Exercícios para resolver >>
- a) De acordo com o texto sobre o livro "Sophia", em que mês e ano a obra foi publicada?
- b) Copie sem alterações o trecho do texto sobre o livro "Sophia" que abre com as palavras "Normalmente, é-me muito" e fecha com "com a sua dor.".

Texto fornecido >>
--*--

LIVRO: “Sophia”,
de Isabel Nery
Ed. A Esfera dos Livros, Maio de
2019
“Esta não é uma biografia
autorizada. Esta não é uma biografia da que sempre foi princesa.
Esta não é uma biografia para Sophia.
Esta é antes uma biografia sobre
Sophia, uma demonstração de que a sua criação ganhou vida própria
e não depende já exclusivamente das vontades da autora. Pertence
aos leitores, aos portugueses – e ao mundo.”
Normalmente, é-me muito difícil
encontrar as palavras certas para falar daquilo que um livro me
oferece, quando o livro em questão é muito bom (talvez a expressão
“ficar sem palavras” faça aqui algum sentido). “Sophia”,
biografia não autorizada da poeta Sophia de Mello Breyner Andresen –
que faria hoje cem anos, caso fosse viva -, é uma das raras
excepções a esta regra deveras pessoal. Não é custoso verter em
palavras um olhar repleto das mais belas imagens, fruto de uma
escrita generosa e que acrescenta história, cultura e conhecimento
ao leitor. O gozo que me deu descobrir (!) Sophia. O quanto intuí
nos seus silêncios, o quanto vibrei com a coragem da sua escrita, o
quanto me ri com algumas das suas tiradas lapidares, o quanto sofri
com a sua dor.

--*--

Dados de coordenadas do layout:
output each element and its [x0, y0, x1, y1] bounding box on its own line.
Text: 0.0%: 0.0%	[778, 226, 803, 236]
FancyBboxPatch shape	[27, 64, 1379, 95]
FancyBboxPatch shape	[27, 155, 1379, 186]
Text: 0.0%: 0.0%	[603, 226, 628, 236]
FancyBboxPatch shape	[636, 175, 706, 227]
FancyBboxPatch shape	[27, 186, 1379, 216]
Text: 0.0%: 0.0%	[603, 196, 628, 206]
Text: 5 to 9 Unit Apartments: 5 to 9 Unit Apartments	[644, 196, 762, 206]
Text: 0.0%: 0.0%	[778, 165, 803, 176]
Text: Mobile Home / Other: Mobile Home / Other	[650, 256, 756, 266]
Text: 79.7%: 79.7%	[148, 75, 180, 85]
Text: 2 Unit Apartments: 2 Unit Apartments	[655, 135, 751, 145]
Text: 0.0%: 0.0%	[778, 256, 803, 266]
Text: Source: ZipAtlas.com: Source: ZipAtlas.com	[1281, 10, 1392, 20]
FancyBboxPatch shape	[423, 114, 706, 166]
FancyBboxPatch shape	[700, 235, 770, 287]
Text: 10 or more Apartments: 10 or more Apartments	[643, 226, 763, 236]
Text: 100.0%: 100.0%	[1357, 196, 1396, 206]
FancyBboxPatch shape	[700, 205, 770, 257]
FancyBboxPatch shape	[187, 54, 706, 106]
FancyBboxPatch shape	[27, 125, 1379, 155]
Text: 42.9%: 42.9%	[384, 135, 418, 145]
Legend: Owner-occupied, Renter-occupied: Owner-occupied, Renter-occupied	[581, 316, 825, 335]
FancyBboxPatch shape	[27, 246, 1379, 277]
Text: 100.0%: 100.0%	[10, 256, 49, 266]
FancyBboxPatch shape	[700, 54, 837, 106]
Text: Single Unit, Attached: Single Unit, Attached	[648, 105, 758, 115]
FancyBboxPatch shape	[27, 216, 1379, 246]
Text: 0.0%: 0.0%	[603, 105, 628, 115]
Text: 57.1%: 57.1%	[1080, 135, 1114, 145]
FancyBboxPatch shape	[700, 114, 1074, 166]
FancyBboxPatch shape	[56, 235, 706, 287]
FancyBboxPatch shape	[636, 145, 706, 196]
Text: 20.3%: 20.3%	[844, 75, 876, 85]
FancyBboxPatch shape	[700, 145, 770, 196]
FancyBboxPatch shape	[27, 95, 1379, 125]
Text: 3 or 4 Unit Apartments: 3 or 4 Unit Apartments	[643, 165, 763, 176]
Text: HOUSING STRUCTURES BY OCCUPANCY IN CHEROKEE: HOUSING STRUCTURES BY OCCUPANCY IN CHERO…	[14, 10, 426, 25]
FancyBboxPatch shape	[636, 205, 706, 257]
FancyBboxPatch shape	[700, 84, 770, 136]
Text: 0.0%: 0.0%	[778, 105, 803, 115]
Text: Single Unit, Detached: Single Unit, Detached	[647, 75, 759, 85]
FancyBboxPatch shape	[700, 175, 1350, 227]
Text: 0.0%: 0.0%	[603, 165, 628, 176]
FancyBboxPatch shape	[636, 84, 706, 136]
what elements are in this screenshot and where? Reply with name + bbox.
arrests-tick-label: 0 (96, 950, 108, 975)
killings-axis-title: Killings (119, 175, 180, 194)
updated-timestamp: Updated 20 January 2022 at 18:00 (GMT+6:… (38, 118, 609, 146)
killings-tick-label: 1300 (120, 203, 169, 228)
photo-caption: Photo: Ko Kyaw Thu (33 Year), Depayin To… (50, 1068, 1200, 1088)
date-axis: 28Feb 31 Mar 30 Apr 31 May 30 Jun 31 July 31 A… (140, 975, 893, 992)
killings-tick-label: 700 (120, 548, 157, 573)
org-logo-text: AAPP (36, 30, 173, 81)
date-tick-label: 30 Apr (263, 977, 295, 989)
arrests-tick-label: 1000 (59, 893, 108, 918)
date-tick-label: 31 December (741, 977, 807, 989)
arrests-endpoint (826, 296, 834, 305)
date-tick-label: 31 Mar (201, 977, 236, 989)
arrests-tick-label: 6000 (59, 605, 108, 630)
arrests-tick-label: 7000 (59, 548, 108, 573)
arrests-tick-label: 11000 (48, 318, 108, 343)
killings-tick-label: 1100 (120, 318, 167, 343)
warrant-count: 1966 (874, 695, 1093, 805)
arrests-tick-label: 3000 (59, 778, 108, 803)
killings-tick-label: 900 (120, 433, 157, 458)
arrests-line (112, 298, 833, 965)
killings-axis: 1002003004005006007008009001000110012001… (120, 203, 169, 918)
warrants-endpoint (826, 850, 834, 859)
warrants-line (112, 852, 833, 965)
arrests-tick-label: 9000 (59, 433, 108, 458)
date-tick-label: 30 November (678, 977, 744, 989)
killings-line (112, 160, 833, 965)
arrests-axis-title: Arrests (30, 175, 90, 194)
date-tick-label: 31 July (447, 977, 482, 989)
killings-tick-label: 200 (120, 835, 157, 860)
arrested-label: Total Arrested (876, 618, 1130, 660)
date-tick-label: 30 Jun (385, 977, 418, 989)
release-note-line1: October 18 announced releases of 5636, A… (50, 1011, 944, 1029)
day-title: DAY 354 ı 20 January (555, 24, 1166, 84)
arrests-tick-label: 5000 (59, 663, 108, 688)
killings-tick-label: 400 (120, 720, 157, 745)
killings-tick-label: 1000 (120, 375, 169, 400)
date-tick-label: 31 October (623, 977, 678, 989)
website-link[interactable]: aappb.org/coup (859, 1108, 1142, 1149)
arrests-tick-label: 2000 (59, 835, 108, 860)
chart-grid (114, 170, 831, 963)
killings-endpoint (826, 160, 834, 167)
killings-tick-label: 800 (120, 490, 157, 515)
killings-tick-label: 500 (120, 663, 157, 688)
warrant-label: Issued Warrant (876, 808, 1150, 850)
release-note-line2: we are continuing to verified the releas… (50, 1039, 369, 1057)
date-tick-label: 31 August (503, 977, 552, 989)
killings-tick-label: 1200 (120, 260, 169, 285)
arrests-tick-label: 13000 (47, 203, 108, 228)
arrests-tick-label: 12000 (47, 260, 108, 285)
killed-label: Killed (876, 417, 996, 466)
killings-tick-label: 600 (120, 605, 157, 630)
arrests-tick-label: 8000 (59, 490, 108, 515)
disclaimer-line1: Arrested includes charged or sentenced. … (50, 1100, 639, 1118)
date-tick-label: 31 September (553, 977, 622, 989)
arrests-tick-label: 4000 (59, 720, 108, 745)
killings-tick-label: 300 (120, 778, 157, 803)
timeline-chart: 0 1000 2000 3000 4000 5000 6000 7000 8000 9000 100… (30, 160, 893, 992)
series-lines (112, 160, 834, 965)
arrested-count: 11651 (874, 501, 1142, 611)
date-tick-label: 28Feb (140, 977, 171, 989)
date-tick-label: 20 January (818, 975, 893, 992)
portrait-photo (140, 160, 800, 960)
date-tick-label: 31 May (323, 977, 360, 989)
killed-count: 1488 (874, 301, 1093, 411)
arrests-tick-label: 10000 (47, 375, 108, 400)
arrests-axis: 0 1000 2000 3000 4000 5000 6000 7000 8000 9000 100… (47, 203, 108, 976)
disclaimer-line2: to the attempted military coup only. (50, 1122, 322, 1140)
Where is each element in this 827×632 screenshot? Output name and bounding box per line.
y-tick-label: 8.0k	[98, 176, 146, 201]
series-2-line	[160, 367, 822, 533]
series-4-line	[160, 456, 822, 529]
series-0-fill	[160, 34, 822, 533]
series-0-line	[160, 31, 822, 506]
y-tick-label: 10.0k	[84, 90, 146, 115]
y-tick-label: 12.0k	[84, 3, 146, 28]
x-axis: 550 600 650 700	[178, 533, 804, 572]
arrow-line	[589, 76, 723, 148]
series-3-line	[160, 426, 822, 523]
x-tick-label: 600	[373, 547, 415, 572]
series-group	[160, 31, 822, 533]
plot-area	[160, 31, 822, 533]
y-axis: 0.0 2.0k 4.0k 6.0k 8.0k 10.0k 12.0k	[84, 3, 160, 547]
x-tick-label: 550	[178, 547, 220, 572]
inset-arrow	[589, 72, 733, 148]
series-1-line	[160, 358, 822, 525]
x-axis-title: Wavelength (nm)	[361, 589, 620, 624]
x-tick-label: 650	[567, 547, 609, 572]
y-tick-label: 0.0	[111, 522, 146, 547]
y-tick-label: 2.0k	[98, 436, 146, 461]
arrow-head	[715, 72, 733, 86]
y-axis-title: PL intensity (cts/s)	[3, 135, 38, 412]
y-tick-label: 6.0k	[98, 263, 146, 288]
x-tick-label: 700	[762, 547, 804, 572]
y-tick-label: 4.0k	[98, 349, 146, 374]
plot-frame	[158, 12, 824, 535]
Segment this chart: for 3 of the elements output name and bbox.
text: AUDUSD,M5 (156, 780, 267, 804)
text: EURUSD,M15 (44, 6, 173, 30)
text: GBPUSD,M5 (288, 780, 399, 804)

--*--

Conjunto de respostas >>
- a) Em maio de 2019.

- b)
Normalmente, é-me muito difícil
encontrar as palavras certas para falar daquilo que um livro me
oferece, quando o livro em questão é muito bom (talvez a expressão
“ficar sem palavras” faça aqui algum sentido). “Sophia”,
biografia não autorizada da poeta Sophia de Mello Breyner Andresen –
que faria hoje cem anos, caso fosse viva -, é uma das raras
excepções a esta regra deveras pessoal. Não é custoso verter em
palavras um olhar repleto das mais belas imagens, fruto de uma
escrita generosa e que acrescenta história, cultura e conhecimento
ao leitor. O gozo que me deu descobrir (!) Sophia. O quanto intuí
nos seus silêncios, o quanto vibrei com a coragem da sua escrita, o
quanto me ri com algumas das suas tiradas lapidares, o quanto sofri
com a sua dor.